### Page

Also all other implementations of close I've seen in the past do not
behave like this, which leads to actual problems in reality.

In practice this means that all projects ported to FreeBSD would need
to get reviewed if they can handle these situations gracefully, which
usually doesn't happen. Examples I'm aware of are:

Ruby:
http://redmine.ruby-lang.org/issues/3515

Ice:
http://www.zeroc.com/forums/patches/5435-patch-network-cpp-freebsd-econnreset-close-2-problem.html

The problematic change was done quite a while ago:

r164516 | sam | 2006-11-22 17:16:54 +0000 (Wed, 22 Nov 2006) | 19 lines

----
Change error codes returned by protocol operations when an inpcb is
marked INP_DROPPED or INP_TIMEWAIT:
o return ECONNRESET instead of EINVAL for close, disconnect, shutdown,
  rcvd, rcvoob, and send operations
o return ECONNABORTED instead of EINVAL for accept

These changes should reduce confusion in applications since EINVAL is
normally interpreted to mean an invalid file descriptor.  This change
does not conflict with POSIX or other standards I checked. The return
of EINVAL has always been possible but rare; it's become more common
with recent changes to the socket/inpcb handling and with finer-grained
locking and preemption.

Note: there are other instances of EINVAL for this state that were
      left unchanged; they should be reviewed.

Reviewed by:    rwatson, andre, ru
MFC after:      1 month

---

There are other open PRs out there (e.g.
http://www.freebsd.org/cgi/query-pr.cgi?pr=146845) but these don't
focus on the POSIX impact of this behavior. Also note that other calls
might be affected by this as well (as suggested by the commit message).


>How-To-Repeat:

>Fix:
Make sure, that the close call conforms to POSIX.1-2008 (by returning
EINVAL instead of ECONNRESET again).

Please note that this probably won't fix the underlying problem - we
started seeing these ECONNRESET issues on machines with eight and more
cores quite frequently (using ice). So just replacing ECONNRESET with
EINVAL, but not fixing why this is happening will probably lead to more
confusion and break the workarounds that are out there right now.

>Release-Note:
>Audit-Trail:

From: Michael Gmelin <freebsd@grem.de>
To: bug-followup@FreeBSD.org
Cc:  
Subject: Re: kern/159179: [libc] close(2) emitting ECONNRESET is not POSIX compliant
Date: Mon, 25 Jul 2011 20:29:00 +0200

 Thinking about this, even the previous behavior (returning EINVAL) was
 not POSIX.1 compliant (at least as far as I understand the standard).
 The author of the patch clearly states that he thinks it is compliant,
 so it would be interesting to see what his perception is based on. It
 would also be good to get a better understanding of why this error is
 emitted in the first place (I got a rough understanding of how the pcb's
 come into play here) and why this seems to happen more frequently now
 (finer grained locking, multithreading etc.). FInally it would be
 interesting to know if this is connected to the rewrites that have taken
 place between 7 and 8. Ultimately I think whatever is going on behind
 the scenes, the high level API calls should be POSIX compliant -
 alternatively the documentation/man pages should clearly state, where
 they're not.

######
### Recorded data

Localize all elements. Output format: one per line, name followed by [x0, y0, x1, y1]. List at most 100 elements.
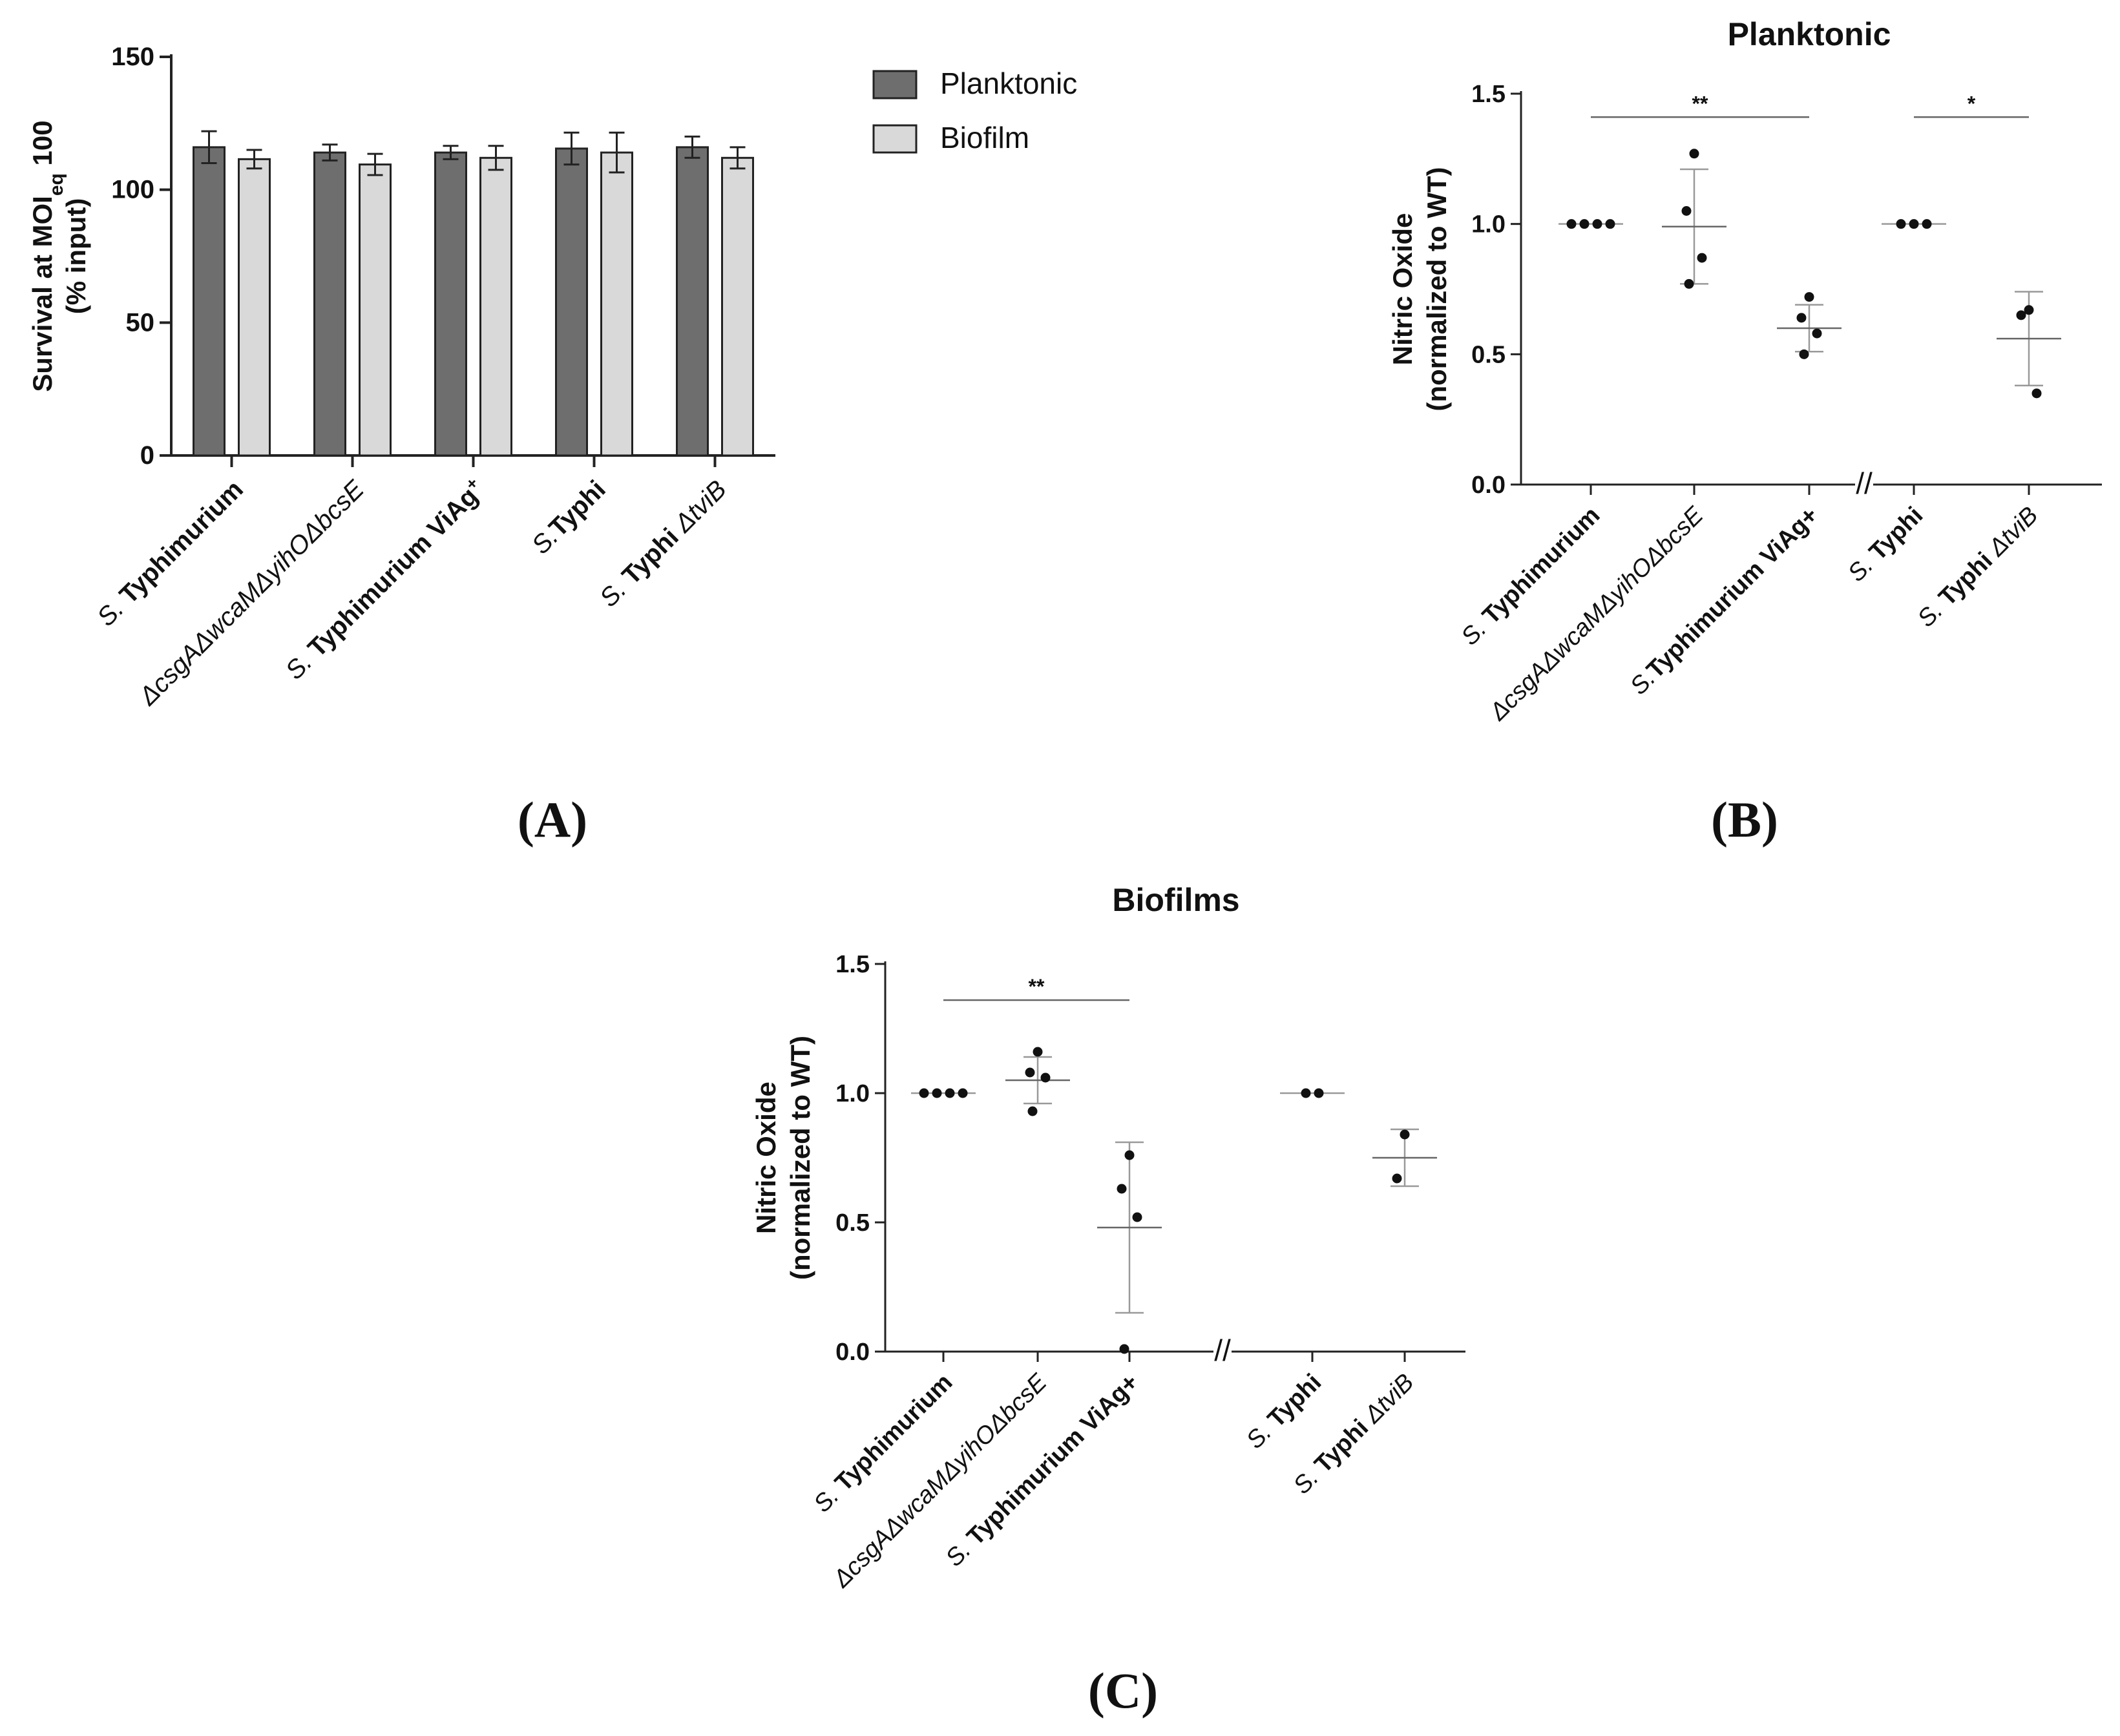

######

**Objective 1**. In the FreeBSD close(2) bug report, what error does the quoted commit make accept return instead of EINVAL?
**Objective 2**. The commit quoted in the FreeBSD close(2) bug report changes the error to ECONNRESET for some protocol operations. List every one of those operations.
**Objective 3**. Write the next part of the FreeBSD close(2) bug report, picking up right after its final sentence.

**Task result 1**. ECONNABORTED

**Task result 2**. close, disconnect, shutdown, rcvd, rcvoob, send

**Task result 3**.
 

From: Jilles Tjoelker <jilles@stack.nl>
To: bug-followup@FreeBSD.org, freebsd@grem.de
Cc:  
Subject: Re: kern/159179: [libc] close(2) emitting ECONNRESET is not POSIX
 compliant
Date: Sun, 13 Apr 2014 23:14:27 +0200

 In FreeBSD PR kern/159179, you wrote:
 > With the advent of FreeBSD 6.3 the close(2) call was changed to return
 > errno ECONNRESET under certain circumstances. The man page was changed
 > accordingly, but in my understanding errno = ECONNRESET is not covered
 > by POSIX.1-2008 (see
 > http://pubs.opengroup.org/onlinepubs/9699919799/functions/close.html).
 > Also all other implementations of close I've seen in the past do not
 > behave like this, which leads to actual problems in reality.
 
 > In practice this means that all projects ported to FreeBSD would need
 > to get reviewed if they can handle these situations gracefully, which
 > usually doesn't happen.
 
 POSIX permits additional errors. XSH 2.3 Error Numbers says:
 ] Implementations may generate error numbers listed here under
 ] circumstances other than those described, if and only if all those
 ] error conditions can always be treated identically to the error
 ] conditions as described in this volume of POSIX.1-2008.
 ] Implementations shall not generate a different error number from one
 ] required by this volume of POSIX.1-2008 for an error condition
 ] described in this volume of POSIX.1-2008, but may generate additional
 ] errors unless explicitly disallowed for a particular function.
 
 The page for close() does not exclude [ECONNRESET] or any other error.
 
 One problem with close() errors is that there may be confusion about
 whether the file descriptor is still valid. In FreeBSD (and also Linux),
 close() on a valid file descriptor always deallocates it, even if there
 is an error while closing.
 
 The problem reported in kern/146845 may cause [ECONNRESET] errors even
 when no data was lost. This may have been fixed.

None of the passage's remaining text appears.